Begin RECORDS PROVIDED

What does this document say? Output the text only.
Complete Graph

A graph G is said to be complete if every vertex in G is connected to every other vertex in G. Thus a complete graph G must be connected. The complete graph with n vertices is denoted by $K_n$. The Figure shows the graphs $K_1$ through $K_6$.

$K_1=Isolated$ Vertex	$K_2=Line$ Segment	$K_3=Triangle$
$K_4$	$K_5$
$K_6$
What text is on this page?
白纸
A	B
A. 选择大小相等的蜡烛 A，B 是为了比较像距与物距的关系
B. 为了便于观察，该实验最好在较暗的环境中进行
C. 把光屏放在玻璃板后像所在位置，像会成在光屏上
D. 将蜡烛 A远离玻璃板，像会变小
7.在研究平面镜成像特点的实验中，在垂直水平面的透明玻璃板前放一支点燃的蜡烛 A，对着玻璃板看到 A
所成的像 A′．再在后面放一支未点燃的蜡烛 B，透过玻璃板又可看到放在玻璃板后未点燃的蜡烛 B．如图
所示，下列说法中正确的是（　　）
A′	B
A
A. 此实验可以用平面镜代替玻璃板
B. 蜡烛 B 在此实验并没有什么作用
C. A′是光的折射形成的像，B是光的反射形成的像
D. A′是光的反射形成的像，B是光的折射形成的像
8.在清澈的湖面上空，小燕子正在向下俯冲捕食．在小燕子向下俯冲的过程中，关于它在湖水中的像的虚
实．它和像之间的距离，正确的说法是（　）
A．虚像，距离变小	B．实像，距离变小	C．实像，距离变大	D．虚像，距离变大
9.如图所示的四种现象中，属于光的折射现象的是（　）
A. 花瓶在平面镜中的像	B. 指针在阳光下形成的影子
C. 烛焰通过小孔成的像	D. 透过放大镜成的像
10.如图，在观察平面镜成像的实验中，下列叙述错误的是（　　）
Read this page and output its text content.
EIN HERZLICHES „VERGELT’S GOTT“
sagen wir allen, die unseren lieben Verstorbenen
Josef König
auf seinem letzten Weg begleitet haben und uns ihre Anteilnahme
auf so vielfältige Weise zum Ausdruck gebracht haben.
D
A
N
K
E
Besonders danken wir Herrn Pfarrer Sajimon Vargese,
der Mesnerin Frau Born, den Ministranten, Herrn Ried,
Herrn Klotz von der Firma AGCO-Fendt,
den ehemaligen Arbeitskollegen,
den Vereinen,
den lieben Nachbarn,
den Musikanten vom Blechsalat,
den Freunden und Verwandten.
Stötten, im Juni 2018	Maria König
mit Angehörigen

End RECORDS PROVIDED

## INSTRUCTIONS TO FOLLOW
Copy each line of the records that contains the word "haben".

## SOLVED EXERCISE
auf seinem letzten Weg begleitet haben und uns ihre Anteilnahme
auf so vielfältige Weise zum Ausdruck gebracht haben.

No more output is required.